Written problem: Filter for the word "security" and keep each matching line.

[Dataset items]
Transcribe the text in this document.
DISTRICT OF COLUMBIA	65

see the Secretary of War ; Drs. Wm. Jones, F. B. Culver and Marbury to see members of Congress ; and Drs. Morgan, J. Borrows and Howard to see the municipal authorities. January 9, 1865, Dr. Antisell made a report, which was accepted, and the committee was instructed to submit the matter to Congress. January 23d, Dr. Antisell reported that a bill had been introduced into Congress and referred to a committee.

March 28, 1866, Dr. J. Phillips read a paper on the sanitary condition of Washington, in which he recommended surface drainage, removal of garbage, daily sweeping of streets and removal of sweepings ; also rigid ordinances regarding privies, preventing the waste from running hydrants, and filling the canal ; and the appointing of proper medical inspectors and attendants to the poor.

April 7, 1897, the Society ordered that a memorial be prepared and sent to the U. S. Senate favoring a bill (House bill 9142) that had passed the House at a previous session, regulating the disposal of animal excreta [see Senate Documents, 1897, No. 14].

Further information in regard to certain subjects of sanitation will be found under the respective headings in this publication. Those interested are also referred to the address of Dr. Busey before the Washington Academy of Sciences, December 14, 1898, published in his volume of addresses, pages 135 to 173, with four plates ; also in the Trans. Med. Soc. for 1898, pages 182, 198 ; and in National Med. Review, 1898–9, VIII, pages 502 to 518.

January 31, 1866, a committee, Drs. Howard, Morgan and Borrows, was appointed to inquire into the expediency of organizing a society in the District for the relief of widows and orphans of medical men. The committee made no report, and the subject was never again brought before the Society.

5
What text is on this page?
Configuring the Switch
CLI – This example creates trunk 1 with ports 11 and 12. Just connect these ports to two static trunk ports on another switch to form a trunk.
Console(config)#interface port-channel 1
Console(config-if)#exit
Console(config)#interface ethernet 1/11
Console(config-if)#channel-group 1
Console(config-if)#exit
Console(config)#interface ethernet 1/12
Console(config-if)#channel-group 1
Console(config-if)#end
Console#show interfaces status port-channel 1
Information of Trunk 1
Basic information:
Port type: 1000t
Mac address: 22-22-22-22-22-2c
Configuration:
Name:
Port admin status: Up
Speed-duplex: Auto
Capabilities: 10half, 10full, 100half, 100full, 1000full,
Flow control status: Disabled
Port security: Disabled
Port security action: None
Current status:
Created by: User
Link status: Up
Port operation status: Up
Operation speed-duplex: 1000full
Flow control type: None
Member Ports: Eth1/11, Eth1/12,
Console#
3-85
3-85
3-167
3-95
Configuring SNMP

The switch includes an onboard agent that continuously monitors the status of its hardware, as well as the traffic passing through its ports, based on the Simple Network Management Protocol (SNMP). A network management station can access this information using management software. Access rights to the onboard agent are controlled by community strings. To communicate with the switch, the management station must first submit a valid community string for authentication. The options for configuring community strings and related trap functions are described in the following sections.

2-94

---

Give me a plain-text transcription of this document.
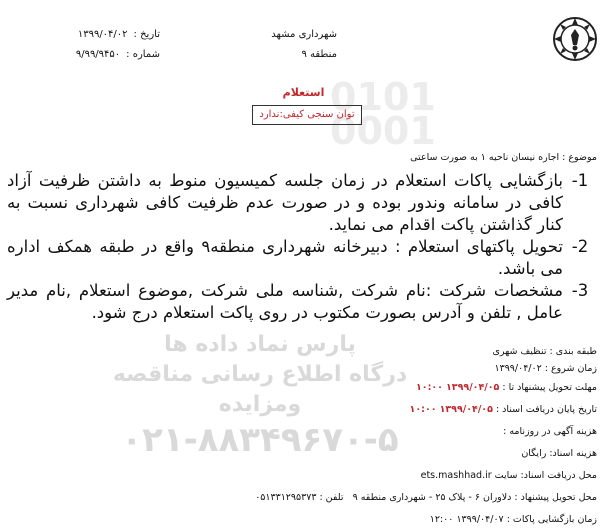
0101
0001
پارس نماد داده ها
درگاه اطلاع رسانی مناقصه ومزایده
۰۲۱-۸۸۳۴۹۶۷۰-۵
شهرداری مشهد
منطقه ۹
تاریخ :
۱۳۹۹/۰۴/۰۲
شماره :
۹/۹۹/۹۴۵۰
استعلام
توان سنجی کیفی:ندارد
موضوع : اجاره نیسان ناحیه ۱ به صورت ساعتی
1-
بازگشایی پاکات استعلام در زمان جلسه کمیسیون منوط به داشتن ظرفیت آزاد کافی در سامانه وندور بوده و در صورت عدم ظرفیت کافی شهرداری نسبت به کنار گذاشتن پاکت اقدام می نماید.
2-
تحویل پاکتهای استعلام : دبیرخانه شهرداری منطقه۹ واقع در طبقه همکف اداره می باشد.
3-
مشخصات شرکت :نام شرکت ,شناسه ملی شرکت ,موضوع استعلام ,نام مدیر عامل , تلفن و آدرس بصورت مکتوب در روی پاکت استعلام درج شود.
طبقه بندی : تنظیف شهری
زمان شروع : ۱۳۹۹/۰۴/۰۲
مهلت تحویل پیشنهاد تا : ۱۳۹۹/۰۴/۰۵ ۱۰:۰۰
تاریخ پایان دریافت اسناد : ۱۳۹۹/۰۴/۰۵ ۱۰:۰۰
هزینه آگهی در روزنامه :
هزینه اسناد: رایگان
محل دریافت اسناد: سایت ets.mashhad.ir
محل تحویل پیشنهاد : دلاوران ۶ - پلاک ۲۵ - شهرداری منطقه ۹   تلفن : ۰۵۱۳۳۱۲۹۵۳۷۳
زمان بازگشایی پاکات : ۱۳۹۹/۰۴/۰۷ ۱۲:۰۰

---

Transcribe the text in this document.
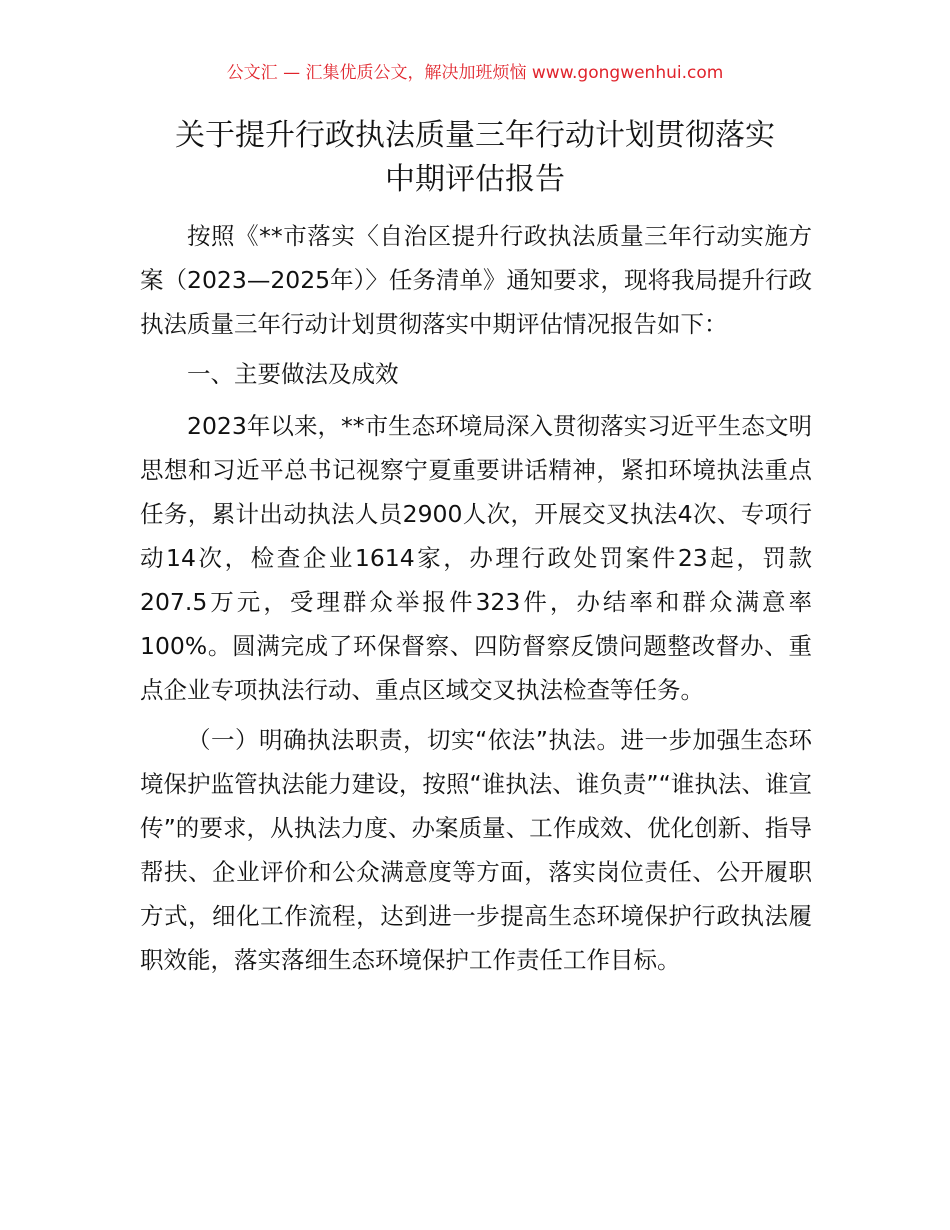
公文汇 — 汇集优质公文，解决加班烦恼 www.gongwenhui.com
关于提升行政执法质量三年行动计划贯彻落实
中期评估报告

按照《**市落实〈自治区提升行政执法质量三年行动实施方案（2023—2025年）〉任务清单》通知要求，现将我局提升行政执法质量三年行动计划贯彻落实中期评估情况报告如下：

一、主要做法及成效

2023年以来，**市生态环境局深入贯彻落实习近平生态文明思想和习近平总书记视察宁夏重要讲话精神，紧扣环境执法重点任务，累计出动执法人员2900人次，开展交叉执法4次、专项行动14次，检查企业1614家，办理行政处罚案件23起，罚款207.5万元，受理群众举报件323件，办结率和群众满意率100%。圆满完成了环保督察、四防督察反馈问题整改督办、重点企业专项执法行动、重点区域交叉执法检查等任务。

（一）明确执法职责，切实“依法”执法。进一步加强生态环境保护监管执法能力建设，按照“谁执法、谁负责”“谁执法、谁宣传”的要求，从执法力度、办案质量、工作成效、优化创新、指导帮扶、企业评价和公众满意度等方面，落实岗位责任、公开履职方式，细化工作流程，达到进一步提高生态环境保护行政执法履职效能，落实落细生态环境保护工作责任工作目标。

Solution to the exercise:
Port security: Disabled
Port security action: None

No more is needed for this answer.